── TEXTE ──
Pour le comprendre, il suffit de se promener dans les trois rues qui forment son ancrage familial : celle où il est né, celle où se dresse la maison natale de son père et celle où il a passé des vacances, dans la demeure familiale où vit désormais sa soeur, Giovanna. Sur les lampadaire­s trône le visage d’Oriol Junqueras, barré d’un « Free » qui rappelle que le leader indépendan­tiste est en prison. Tandis que des affiches « Liberté pour les prisonnier­s politiques » et des drapeaux catalans ornent les maisons. Ici, on est en terre indépendan­tiste, pas vraiment la position du député français.

C’est dans ce triangle, sur les hauteurs de la ville, que le jeune Manuel a passé ses Noëls et ses vacances d’été, là aussi qu’une année, son père étant malade, sa soeur et lui sont allés « quelques mois à l’école maternelle ». José Maria Matute se rappelle : « Je connais sa famille, et je l’ai connu petit. C’était un enfant normal, il ne s’intéressai­t pas à la politique. » Quand on lui demande si l’ancien Premier ministre a un vrai lien avec Barcelone, il répond immédiatem­ent : « Oui. Il est né ici, sa soeur habite dans la rue. » Sa soeur, mais pas lui.

Manuel Valls a toujours vécu en France (où son père était arrivé après la guerre d’Espagne), et a d’ailleurs choisi d’être naturalisé français à 18 ans. Et si, pour de nombreux habitants de la ville, ce non-ancrage est un problème, pour Miguel Torrecilla­s, ce sont plutôt ses idées politiques qui hérissent. Bénévole à Caliu, une associatio­n qui sert des petits déjeuners aux plus défavorisé­s dans des locaux qui jouxtent l’église Sant Juan de Horta, où a été baptisé Manuel Valls, ce quadragéna­ire est toujours lié à sa soeur. « J’apprécie la famille, mais politiquem­ent ce que fait Manuel ne me va pas. Je n’ai pas aimé qu’il vienne faire campagne ici cet hiver. En se présentant comme un Catalan, il aurait pu défendre notre culture, mais non, il est venu avec une position très radicale, nous dire qu’on ne devait pas choisir notre avenir. » Giovanna Valls, elle-même, s’était émue de ses prises de positions.
───
── DONNÉES FOURNIES ──
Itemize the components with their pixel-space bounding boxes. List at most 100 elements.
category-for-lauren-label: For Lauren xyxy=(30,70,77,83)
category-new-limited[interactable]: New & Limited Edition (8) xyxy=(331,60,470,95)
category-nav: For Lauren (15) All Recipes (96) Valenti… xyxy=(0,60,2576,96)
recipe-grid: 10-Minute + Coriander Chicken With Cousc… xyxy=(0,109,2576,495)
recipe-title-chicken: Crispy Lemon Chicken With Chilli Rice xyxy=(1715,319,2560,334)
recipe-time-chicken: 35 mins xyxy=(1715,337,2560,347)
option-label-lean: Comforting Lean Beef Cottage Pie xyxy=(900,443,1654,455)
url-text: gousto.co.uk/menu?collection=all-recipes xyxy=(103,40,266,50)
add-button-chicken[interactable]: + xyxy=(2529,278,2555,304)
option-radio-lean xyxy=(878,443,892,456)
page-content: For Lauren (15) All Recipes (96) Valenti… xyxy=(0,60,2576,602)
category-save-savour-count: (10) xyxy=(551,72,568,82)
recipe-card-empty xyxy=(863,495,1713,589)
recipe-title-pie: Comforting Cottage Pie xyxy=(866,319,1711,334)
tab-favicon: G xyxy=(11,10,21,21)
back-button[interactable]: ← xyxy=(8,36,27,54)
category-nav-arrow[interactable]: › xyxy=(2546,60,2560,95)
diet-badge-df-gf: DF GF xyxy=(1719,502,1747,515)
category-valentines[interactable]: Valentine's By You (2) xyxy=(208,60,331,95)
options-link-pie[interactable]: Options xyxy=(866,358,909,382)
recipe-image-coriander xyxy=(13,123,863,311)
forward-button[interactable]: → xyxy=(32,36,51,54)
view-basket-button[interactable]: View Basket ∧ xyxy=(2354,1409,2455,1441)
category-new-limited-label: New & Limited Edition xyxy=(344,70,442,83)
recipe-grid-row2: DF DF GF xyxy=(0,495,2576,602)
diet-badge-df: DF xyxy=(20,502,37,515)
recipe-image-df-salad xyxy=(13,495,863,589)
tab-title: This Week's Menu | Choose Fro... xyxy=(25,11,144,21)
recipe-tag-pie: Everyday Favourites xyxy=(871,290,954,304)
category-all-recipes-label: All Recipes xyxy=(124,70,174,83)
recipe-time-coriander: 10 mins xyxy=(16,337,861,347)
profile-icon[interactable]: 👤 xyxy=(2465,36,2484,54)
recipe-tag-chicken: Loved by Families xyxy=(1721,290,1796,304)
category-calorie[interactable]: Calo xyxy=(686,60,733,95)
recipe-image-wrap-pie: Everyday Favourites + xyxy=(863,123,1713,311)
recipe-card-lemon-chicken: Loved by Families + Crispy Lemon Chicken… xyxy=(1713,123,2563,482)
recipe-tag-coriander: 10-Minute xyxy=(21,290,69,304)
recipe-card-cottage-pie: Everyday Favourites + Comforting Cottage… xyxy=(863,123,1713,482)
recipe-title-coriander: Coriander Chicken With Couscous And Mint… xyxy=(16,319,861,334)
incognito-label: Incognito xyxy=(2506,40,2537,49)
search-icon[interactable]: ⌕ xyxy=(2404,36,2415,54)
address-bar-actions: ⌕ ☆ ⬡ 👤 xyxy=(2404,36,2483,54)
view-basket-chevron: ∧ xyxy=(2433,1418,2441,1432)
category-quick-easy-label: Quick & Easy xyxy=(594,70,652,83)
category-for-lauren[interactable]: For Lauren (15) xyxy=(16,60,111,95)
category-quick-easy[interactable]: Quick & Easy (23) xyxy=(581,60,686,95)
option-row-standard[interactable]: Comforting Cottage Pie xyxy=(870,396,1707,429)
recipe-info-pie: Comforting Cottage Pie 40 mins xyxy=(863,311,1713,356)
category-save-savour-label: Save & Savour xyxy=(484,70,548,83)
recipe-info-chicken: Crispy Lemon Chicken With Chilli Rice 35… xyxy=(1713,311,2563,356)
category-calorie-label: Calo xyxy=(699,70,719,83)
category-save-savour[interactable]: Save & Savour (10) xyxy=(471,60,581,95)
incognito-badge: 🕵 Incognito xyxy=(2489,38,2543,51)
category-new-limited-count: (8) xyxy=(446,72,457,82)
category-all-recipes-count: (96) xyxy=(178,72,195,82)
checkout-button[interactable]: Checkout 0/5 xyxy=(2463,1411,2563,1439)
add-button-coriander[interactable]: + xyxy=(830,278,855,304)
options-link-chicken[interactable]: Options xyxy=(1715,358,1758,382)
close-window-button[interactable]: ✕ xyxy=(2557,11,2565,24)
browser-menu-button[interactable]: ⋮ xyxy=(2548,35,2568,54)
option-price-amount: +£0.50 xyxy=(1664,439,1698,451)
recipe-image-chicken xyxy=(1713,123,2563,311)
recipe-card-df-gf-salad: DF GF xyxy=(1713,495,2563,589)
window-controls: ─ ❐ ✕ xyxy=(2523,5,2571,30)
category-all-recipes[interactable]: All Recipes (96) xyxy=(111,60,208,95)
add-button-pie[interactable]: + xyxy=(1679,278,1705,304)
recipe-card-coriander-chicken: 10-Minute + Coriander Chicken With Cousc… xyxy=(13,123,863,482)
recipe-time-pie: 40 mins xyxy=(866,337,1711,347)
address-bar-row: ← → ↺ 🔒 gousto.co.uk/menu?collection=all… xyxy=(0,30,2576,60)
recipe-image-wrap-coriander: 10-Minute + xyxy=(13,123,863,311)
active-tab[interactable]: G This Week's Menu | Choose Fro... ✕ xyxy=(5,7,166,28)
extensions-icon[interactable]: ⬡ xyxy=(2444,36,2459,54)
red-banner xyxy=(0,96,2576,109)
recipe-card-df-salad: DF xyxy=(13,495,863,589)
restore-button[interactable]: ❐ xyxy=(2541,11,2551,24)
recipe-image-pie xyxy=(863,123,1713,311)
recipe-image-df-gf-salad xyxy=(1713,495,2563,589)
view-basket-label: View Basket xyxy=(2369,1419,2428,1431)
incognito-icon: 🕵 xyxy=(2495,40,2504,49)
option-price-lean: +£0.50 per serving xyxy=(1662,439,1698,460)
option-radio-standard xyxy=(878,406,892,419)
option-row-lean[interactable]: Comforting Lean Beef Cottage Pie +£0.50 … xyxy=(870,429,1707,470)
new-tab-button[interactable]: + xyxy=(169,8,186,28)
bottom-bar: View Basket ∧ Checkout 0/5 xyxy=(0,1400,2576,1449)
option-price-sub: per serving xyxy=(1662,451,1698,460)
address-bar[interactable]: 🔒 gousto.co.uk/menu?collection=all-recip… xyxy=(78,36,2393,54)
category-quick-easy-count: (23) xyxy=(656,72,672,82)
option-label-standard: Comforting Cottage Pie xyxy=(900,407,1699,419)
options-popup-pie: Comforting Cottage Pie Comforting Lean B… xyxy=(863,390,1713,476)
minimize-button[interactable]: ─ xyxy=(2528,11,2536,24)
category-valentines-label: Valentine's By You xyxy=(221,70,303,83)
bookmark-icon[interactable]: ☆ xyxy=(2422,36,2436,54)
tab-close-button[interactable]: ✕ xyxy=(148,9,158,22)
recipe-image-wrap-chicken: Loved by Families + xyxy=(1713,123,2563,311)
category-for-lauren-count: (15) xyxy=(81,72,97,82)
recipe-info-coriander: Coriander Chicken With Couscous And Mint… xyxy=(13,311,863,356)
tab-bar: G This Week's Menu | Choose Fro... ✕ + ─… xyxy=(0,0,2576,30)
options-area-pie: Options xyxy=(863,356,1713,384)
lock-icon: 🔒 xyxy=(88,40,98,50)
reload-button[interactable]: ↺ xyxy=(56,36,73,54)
───
» **CONSIGNE A**: Reproduisez fidèlement le passage du texte sur Manuel Valls allant de « C’est dans ce » à « mais pas lui. ».
» **CONSIGNE B**:
Répondez aux questions suivantes d'après le texte sur Manuel Valls.
(i) Quel est le prénom de la sœur de Manuel Valls ?
(ii) À quel âge a-t-il choisi d'être naturalisé français ?
(iii) Dans quelle église a-t-il été baptisé ?
Il n'est pas nécessaire de recourir aux données pour ce travail.

» **CORRIGÉ A**:
C’est dans ce triangle, sur les hauteurs de la ville, que le jeune Manuel a passé ses Noëls et ses vacances d’été, là aussi qu’une année, son père étant malade, sa soeur et lui sont allés « quelques mois à l’école maternelle ». José Maria Matute se rappelle : « Je connais sa famille, et je l’ai connu petit. C’était un enfant normal, il ne s’intéressai­t pas à la politique. » Quand on lui demande si l’ancien Premier ministre a un vrai lien avec Barcelone, il répond immédiatem­ent : « Oui. Il est né ici, sa soeur habite dans la rue. » Sa soeur, mais pas lui.

» **CORRIGÉ B**:
(i) Giovanna.
(ii) À 18 ans.
(iii) Dans l'église Sant Juan de Horta.